WHAT TO DO — Restate, word for word, all of the material shown below.

DATA TO USE —
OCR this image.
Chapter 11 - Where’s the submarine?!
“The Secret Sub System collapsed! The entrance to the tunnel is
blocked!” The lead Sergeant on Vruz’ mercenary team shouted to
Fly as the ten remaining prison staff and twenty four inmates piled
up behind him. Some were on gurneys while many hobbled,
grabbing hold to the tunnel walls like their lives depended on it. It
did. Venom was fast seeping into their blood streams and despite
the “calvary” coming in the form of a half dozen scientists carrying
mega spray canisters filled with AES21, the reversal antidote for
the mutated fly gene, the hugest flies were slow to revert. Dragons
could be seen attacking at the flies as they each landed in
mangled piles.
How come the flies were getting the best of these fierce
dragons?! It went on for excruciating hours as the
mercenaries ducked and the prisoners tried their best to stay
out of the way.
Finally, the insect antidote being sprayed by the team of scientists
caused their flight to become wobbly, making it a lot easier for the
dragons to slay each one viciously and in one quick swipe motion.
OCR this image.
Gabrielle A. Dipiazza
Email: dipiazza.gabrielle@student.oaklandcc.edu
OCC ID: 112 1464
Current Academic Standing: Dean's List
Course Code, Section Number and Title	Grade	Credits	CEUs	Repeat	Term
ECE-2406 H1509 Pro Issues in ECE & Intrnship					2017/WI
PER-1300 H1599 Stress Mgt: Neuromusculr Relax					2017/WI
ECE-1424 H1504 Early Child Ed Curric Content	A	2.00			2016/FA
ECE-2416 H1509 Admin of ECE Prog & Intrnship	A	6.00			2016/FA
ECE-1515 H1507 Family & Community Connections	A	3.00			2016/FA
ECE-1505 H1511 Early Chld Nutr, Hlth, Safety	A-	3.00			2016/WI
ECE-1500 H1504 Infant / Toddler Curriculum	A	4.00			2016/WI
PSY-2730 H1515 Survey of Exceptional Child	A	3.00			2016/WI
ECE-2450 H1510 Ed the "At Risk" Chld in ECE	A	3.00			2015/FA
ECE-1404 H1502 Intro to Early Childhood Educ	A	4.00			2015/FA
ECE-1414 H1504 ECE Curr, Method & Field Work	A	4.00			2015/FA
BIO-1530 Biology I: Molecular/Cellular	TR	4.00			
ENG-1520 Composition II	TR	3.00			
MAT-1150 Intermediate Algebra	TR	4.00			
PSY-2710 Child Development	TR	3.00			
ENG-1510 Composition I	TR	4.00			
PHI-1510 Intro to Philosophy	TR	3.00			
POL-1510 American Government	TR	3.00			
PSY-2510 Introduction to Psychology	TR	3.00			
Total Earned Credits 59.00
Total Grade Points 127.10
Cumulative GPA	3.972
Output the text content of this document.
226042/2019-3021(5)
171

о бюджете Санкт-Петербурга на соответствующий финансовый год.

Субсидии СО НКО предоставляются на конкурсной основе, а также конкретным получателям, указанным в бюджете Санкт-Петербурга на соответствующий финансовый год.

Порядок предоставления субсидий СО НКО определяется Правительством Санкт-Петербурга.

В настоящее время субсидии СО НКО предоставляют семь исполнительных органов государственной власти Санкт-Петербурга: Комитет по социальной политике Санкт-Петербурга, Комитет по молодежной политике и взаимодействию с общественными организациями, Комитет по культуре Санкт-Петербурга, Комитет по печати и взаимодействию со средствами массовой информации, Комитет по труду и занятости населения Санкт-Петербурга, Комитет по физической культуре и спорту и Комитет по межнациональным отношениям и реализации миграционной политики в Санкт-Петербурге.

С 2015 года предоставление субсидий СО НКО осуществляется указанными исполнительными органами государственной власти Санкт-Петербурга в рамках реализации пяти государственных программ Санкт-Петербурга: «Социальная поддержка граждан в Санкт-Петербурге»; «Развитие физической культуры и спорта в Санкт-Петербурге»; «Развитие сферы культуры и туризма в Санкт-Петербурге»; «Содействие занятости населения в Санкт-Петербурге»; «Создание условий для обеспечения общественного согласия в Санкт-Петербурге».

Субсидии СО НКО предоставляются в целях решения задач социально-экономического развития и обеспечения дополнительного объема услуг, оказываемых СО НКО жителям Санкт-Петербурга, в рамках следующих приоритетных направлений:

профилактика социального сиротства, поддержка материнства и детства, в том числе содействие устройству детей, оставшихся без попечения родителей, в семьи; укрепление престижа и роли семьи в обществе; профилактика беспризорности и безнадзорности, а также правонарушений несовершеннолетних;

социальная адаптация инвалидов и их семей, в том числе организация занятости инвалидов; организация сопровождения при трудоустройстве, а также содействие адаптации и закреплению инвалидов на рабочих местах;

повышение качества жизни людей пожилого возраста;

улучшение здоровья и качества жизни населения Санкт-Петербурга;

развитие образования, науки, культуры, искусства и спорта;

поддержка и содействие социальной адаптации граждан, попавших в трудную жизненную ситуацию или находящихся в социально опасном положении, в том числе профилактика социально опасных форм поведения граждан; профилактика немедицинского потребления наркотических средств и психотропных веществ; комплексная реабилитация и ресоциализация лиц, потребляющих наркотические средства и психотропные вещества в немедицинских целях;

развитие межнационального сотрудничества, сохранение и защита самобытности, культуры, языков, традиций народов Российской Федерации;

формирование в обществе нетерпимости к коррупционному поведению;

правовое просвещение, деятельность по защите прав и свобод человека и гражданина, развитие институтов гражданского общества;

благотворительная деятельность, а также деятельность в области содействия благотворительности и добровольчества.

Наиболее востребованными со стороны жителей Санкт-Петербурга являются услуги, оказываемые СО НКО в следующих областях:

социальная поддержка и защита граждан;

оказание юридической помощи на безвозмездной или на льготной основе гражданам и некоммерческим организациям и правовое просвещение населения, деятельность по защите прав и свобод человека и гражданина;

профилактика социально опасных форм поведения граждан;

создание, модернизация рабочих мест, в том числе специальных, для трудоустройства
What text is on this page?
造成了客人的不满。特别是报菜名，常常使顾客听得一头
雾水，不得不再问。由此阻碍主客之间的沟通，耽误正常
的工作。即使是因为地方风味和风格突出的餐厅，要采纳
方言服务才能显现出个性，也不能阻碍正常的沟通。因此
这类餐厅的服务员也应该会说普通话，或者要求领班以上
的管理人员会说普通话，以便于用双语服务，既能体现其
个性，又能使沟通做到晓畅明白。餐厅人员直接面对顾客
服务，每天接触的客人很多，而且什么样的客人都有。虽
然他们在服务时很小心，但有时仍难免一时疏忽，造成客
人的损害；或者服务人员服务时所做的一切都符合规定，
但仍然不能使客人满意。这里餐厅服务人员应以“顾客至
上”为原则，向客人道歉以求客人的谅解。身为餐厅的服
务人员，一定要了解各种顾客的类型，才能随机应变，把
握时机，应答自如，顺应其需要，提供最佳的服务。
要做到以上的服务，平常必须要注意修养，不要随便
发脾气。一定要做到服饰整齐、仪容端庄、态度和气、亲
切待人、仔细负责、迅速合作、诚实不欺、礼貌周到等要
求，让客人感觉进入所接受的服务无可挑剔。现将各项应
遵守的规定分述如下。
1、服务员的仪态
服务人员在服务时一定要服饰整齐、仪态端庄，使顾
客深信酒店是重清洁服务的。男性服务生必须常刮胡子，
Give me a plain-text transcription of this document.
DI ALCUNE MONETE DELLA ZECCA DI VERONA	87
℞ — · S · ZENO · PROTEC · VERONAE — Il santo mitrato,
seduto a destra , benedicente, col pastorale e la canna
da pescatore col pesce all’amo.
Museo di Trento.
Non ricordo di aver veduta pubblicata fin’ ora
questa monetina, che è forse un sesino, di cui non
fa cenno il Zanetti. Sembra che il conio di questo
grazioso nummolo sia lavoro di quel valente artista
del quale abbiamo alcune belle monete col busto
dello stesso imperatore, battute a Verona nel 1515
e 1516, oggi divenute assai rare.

RESPONSE TO THE TASK —
OCR this image.
Chapter 11 - Where’s the submarine?!
“The Secret Sub System collapsed! The entrance to the tunnel is
blocked!” The lead Sergeant on Vruz’ mercenary team shouted to
Fly as the ten remaining prison staff and twenty four inmates piled
up behind him. Some were on gurneys while many hobbled,
grabbing hold to the tunnel walls like their lives depended on it. It
did. Venom was fast seeping into their blood streams and despite
the “calvary” coming in the form of a half dozen scientists carrying
mega spray canisters filled with AES21, the reversal antidote for
the mutated fly gene, the hugest flies were slow to revert. Dragons
could be seen attacking at the flies as they each landed in
mangled piles.
How come the flies were getting the best of these fierce
dragons?! It went on for excruciating hours as the
mercenaries ducked and the prisoners tried their best to stay
out of the way.
Finally, the insect antidote being sprayed by the team of scientists
caused their flight to become wobbly, making it a lot easier for the
dragons to slay each one viciously and in one quick swipe motion.
OCR this image.
Gabrielle A. Dipiazza
Email: dipiazza.gabrielle@student.oaklandcc.edu
OCC ID: 112 1464
Current Academic Standing: Dean's List
Course Code, Section Number and Title	Grade	Credits	CEUs	Repeat	Term
ECE-2406 H1509 Pro Issues in ECE & Intrnship					2017/WI
PER-1300 H1599 Stress Mgt: Neuromusculr Relax					2017/WI
ECE-1424 H1504 Early Child Ed Curric Content	A	2.00			2016/FA
ECE-2416 H1509 Admin of ECE Prog & Intrnship	A	6.00			2016/FA
ECE-1515 H1507 Family & Community Connections	A	3.00			2016/FA
ECE-1505 H1511 Early Chld Nutr, Hlth, Safety	A-	3.00			2016/WI
ECE-1500 H1504 Infant / Toddler Curriculum	A	4.00			2016/WI
PSY-2730 H1515 Survey of Exceptional Child	A	3.00			2016/WI
ECE-2450 H1510 Ed the "At Risk" Chld in ECE	A	3.00			2015/FA
ECE-1404 H1502 Intro to Early Childhood Educ	A	4.00			2015/FA
ECE-1414 H1504 ECE Curr, Method & Field Work	A	4.00			2015/FA
BIO-1530 Biology I: Molecular/Cellular	TR	4.00			
ENG-1520 Composition II	TR	3.00			
MAT-1150 Intermediate Algebra	TR	4.00			
PSY-2710 Child Development	TR	3.00			
ENG-1510 Composition I	TR	4.00			
PHI-1510 Intro to Philosophy	TR	3.00			
POL-1510 American Government	TR	3.00			
PSY-2510 Introduction to Psychology	TR	3.00			
Total Earned Credits 59.00
Total Grade Points 127.10
Cumulative GPA	3.972
Output the text content of this document.
226042/2019-3021(5)
171

о бюджете Санкт-Петербурга на соответствующий финансовый год.

Субсидии СО НКО предоставляются на конкурсной основе, а также конкретным получателям, указанным в бюджете Санкт-Петербурга на соответствующий финансовый год.

Порядок предоставления субсидий СО НКО определяется Правительством Санкт-Петербурга.

В настоящее время субсидии СО НКО предоставляют семь исполнительных органов государственной власти Санкт-Петербурга: Комитет по социальной политике Санкт-Петербурга, Комитет по молодежной политике и взаимодействию с общественными организациями, Комитет по культуре Санкт-Петербурга, Комитет по печати и взаимодействию со средствами массовой информации, Комитет по труду и занятости населения Санкт-Петербурга, Комитет по физической культуре и спорту и Комитет по межнациональным отношениям и реализации миграционной политики в Санкт-Петербурге.

С 2015 года предоставление субсидий СО НКО осуществляется указанными исполнительными органами государственной власти Санкт-Петербурга в рамках реализации пяти государственных программ Санкт-Петербурга: «Социальная поддержка граждан в Санкт-Петербурге»; «Развитие физической культуры и спорта в Санкт-Петербурге»; «Развитие сферы культуры и туризма в Санкт-Петербурге»; «Содействие занятости населения в Санкт-Петербурге»; «Создание условий для обеспечения общественного согласия в Санкт-Петербурге».

Субсидии СО НКО предоставляются в целях решения задач социально-экономического развития и обеспечения дополнительного объема услуг, оказываемых СО НКО жителям Санкт-Петербурга, в рамках следующих приоритетных направлений:

профилактика социального сиротства, поддержка материнства и детства, в том числе содействие устройству детей, оставшихся без попечения родителей, в семьи; укрепление престижа и роли семьи в обществе; профилактика беспризорности и безнадзорности, а также правонарушений несовершеннолетних;

социальная адаптация инвалидов и их семей, в том числе организация занятости инвалидов; организация сопровождения при трудоустройстве, а также содействие адаптации и закреплению инвалидов на рабочих местах;

повышение качества жизни людей пожилого возраста;

улучшение здоровья и качества жизни населения Санкт-Петербурга;

развитие образования, науки, культуры, искусства и спорта;

поддержка и содействие социальной адаптации граждан, попавших в трудную жизненную ситуацию или находящихся в социально опасном положении, в том числе профилактика социально опасных форм поведения граждан; профилактика немедицинского потребления наркотических средств и психотропных веществ; комплексная реабилитация и ресоциализация лиц, потребляющих наркотические средства и психотропные вещества в немедицинских целях;

развитие межнационального сотрудничества, сохранение и защита самобытности, культуры, языков, традиций народов Российской Федерации;

формирование в обществе нетерпимости к коррупционному поведению;

правовое просвещение, деятельность по защите прав и свобод человека и гражданина, развитие институтов гражданского общества;

благотворительная деятельность, а также деятельность в области содействия благотворительности и добровольчества.

Наиболее востребованными со стороны жителей Санкт-Петербурга являются услуги, оказываемые СО НКО в следующих областях:

социальная поддержка и защита граждан;

оказание юридической помощи на безвозмездной или на льготной основе гражданам и некоммерческим организациям и правовое просвещение населения, деятельность по защите прав и свобод человека и гражданина;

профилактика социально опасных форм поведения граждан;

создание, модернизация рабочих мест, в том числе специальных, для трудоустройства
What text is on this page?
造成了客人的不满。特别是报菜名，常常使顾客听得一头
雾水，不得不再问。由此阻碍主客之间的沟通，耽误正常
的工作。即使是因为地方风味和风格突出的餐厅，要采纳
方言服务才能显现出个性，也不能阻碍正常的沟通。因此
这类餐厅的服务员也应该会说普通话，或者要求领班以上
的管理人员会说普通话，以便于用双语服务，既能体现其
个性，又能使沟通做到晓畅明白。餐厅人员直接面对顾客
服务，每天接触的客人很多，而且什么样的客人都有。虽
然他们在服务时很小心，但有时仍难免一时疏忽，造成客
人的损害；或者服务人员服务时所做的一切都符合规定，
但仍然不能使客人满意。这里餐厅服务人员应以“顾客至
上”为原则，向客人道歉以求客人的谅解。身为餐厅的服
务人员，一定要了解各种顾客的类型，才能随机应变，把
握时机，应答自如，顺应其需要，提供最佳的服务。
要做到以上的服务，平常必须要注意修养，不要随便
发脾气。一定要做到服饰整齐、仪容端庄、态度和气、亲
切待人、仔细负责、迅速合作、诚实不欺、礼貌周到等要
求，让客人感觉进入所接受的服务无可挑剔。现将各项应
遵守的规定分述如下。
1、服务员的仪态
服务人员在服务时一定要服饰整齐、仪态端庄，使顾
客深信酒店是重清洁服务的。男性服务生必须常刮胡子，
Give me a plain-text transcription of this document.
DI ALCUNE MONETE DELLA ZECCA DI VERONA	87
℞ — · S · ZENO · PROTEC · VERONAE — Il santo mitrato,
seduto a destra , benedicente, col pastorale e la canna
da pescatore col pesce all’amo.
Museo di Trento.
Non ricordo di aver veduta pubblicata fin’ ora
questa monetina, che è forse un sesino, di cui non
fa cenno il Zanetti. Sembra che il conio di questo
grazioso nummolo sia lavoro di quel valente artista
del quale abbiamo alcune belle monete col busto
dello stesso imperatore, battute a Verona nel 1515
e 1516, oggi divenute assai rare.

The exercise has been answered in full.